Direction:
Please format the entries between the lines holding "Itemize the components" and "number-select[interactable]: 2 ⌵", inclusive, as a numbered list with blank lines left out.

— start Information given —

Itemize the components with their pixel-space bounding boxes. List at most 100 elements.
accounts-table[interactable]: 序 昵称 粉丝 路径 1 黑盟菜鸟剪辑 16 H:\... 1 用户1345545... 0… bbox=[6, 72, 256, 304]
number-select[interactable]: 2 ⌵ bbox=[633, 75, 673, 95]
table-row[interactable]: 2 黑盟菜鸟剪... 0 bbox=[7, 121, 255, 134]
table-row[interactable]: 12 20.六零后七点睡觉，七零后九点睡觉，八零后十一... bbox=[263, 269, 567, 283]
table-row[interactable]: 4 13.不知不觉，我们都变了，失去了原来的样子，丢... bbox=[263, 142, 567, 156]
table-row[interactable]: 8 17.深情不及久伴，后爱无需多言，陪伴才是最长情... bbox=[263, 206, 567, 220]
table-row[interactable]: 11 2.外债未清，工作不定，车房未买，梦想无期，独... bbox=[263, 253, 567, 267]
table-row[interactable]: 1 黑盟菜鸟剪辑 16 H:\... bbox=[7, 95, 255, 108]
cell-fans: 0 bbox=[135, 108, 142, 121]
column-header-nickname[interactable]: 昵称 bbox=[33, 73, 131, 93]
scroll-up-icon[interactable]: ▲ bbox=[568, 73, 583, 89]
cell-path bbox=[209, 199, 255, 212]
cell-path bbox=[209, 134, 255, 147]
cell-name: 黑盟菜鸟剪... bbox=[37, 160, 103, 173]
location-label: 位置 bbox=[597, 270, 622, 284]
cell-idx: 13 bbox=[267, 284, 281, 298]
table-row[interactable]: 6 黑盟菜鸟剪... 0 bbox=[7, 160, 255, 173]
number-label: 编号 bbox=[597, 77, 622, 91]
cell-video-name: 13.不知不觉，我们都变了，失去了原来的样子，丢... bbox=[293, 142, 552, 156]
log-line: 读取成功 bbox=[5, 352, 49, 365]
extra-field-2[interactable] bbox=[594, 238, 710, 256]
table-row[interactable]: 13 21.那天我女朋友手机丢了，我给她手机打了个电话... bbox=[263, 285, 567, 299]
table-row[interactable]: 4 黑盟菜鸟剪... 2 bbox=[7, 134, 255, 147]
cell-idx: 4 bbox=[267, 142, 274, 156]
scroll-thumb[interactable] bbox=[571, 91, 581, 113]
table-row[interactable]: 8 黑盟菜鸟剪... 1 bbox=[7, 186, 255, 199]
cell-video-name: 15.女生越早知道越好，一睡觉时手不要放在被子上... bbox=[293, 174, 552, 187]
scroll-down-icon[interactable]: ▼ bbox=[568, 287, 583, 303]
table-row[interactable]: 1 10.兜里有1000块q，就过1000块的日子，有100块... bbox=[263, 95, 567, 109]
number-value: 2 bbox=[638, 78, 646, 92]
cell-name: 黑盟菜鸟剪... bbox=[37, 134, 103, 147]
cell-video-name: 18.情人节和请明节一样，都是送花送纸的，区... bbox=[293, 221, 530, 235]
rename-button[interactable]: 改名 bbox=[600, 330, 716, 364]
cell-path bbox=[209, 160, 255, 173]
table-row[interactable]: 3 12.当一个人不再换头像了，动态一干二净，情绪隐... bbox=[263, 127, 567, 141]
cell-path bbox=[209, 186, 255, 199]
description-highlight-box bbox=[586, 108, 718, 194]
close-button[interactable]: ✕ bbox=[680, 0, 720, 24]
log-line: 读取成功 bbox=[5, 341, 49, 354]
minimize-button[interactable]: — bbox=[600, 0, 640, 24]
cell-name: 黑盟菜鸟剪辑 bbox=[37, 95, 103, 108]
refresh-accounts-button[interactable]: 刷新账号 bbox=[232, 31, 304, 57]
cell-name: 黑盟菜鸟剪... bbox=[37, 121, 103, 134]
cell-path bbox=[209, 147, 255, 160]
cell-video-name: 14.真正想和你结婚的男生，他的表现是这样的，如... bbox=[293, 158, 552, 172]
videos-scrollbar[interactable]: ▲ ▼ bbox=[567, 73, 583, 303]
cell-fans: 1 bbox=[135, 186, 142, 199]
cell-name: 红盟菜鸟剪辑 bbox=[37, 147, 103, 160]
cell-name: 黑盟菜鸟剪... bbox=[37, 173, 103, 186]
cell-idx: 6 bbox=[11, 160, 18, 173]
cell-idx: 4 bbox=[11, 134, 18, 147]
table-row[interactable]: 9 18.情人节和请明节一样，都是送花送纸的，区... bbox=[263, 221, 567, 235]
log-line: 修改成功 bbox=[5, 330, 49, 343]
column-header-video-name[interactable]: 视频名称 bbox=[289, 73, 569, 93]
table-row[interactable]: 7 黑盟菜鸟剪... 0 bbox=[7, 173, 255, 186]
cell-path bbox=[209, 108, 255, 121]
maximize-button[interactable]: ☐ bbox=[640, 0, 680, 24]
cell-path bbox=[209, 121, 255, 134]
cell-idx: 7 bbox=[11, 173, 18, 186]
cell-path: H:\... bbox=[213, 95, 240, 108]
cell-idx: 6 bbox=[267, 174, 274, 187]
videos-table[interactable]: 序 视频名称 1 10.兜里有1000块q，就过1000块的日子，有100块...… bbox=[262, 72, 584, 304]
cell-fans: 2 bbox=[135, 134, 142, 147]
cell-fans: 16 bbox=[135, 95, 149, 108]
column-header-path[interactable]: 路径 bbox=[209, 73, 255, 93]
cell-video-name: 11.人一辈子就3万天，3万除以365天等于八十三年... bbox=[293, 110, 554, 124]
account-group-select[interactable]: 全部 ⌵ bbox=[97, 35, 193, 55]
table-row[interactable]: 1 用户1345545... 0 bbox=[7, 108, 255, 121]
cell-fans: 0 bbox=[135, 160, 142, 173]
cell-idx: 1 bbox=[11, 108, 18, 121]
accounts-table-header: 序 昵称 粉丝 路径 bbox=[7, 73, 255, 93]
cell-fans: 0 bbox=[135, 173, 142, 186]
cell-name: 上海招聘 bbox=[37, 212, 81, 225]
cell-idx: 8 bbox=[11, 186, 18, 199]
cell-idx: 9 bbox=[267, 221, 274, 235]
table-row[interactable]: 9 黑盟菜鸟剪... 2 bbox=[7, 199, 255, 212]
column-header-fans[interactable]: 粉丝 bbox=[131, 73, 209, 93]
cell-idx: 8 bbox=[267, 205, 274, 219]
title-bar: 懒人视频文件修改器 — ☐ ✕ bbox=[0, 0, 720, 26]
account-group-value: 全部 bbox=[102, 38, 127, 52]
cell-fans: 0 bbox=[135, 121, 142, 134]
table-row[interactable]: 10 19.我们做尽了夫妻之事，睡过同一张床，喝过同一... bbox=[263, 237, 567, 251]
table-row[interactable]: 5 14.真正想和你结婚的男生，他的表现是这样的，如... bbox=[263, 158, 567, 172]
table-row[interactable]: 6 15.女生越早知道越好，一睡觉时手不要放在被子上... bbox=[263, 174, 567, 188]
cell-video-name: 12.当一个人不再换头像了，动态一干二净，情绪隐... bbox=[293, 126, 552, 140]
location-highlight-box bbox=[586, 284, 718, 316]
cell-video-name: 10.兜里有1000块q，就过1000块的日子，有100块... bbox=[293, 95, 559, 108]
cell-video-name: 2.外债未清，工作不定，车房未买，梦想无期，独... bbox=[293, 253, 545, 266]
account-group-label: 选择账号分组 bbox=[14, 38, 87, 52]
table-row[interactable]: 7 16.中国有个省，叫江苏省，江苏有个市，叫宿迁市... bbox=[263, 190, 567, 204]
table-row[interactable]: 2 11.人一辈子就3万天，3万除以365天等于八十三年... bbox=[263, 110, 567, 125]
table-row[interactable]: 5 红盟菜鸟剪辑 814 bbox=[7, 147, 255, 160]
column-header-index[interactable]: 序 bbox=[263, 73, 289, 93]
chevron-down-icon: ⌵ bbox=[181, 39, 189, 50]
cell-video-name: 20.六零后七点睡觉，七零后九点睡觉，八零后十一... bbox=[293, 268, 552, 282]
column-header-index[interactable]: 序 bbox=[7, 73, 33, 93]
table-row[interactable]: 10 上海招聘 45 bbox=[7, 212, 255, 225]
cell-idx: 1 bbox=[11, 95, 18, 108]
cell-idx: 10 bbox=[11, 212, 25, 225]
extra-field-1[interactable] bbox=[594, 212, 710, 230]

— end Information given —
— start Information given —

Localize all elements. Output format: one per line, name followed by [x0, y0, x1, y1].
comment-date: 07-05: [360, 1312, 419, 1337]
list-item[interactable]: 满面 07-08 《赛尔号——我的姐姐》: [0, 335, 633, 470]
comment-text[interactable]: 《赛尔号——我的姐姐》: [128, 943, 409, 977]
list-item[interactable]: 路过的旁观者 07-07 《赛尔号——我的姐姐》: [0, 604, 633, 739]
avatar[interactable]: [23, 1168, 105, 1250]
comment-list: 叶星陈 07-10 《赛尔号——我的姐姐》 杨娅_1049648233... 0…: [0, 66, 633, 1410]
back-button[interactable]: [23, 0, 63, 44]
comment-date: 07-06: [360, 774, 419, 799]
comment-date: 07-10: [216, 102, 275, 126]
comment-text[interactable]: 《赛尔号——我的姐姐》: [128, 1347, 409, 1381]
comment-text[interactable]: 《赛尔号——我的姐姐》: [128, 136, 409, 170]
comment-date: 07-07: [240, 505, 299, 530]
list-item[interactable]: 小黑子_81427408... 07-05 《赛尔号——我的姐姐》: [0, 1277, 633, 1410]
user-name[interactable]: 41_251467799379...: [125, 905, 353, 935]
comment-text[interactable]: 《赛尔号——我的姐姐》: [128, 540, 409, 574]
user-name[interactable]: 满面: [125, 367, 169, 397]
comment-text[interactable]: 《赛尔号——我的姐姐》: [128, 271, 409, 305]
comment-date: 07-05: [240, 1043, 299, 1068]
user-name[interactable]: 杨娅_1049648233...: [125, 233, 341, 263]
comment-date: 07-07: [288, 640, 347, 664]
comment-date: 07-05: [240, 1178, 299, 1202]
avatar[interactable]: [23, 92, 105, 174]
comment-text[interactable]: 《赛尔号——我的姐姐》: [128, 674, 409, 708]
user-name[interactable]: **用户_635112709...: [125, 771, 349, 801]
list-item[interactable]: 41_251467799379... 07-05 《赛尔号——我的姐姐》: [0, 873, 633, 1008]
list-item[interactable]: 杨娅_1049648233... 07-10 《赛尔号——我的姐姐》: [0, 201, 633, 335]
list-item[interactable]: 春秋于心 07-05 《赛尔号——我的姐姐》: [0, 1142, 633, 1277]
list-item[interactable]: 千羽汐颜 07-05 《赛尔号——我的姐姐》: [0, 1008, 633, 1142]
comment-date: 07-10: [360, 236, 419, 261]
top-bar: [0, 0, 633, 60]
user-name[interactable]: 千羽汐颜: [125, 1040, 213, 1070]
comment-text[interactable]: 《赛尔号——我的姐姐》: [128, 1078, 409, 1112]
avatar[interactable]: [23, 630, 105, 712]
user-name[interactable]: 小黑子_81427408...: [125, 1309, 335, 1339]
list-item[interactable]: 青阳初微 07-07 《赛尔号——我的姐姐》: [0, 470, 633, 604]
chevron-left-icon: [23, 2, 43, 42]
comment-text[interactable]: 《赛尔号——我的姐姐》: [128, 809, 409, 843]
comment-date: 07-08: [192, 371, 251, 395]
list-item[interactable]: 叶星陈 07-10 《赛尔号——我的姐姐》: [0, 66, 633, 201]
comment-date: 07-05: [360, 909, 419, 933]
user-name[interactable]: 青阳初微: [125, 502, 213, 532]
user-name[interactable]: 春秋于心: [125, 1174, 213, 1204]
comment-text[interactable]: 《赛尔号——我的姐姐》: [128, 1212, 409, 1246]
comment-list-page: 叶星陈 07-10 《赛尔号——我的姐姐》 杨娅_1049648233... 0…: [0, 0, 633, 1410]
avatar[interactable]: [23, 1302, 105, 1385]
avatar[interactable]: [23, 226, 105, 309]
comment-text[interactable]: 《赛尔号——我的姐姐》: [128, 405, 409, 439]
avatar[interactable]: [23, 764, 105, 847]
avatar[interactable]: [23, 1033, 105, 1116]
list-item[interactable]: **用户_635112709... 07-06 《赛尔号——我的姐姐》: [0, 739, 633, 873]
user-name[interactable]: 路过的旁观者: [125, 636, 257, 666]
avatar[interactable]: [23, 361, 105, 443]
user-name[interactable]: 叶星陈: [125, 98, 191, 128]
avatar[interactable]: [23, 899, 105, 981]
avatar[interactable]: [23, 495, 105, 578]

— end Information given —
— start Information given —

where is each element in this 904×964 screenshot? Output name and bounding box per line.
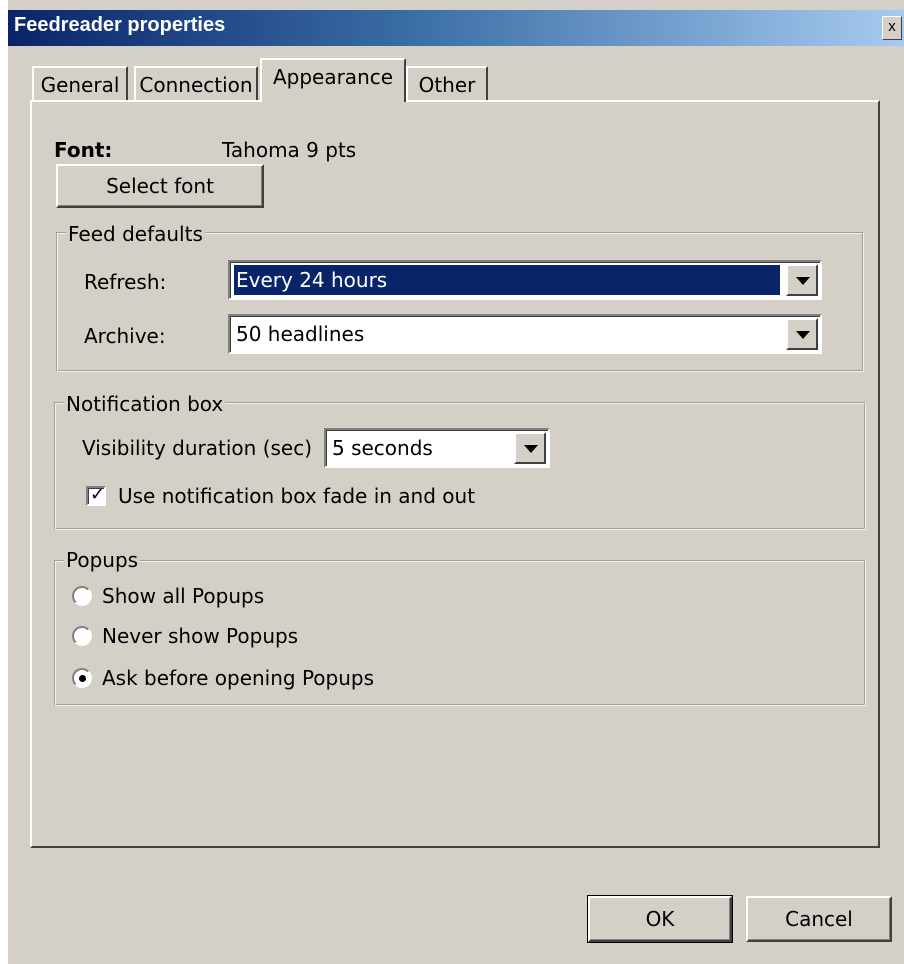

— end Information given —

Exercise answer:
1. Itemize the components with their pixel-space bounding boxes. List at most 100 elements.
2. accounts-table[interactable]: 序 昵称 粉丝 路径 1 黑盟菜鸟剪辑 16 H:\... 1 用户1345545... 0… bbox=[6, 72, 256, 304]
3. number-select[interactable]: 2 ⌵ bbox=[633, 75, 673, 95]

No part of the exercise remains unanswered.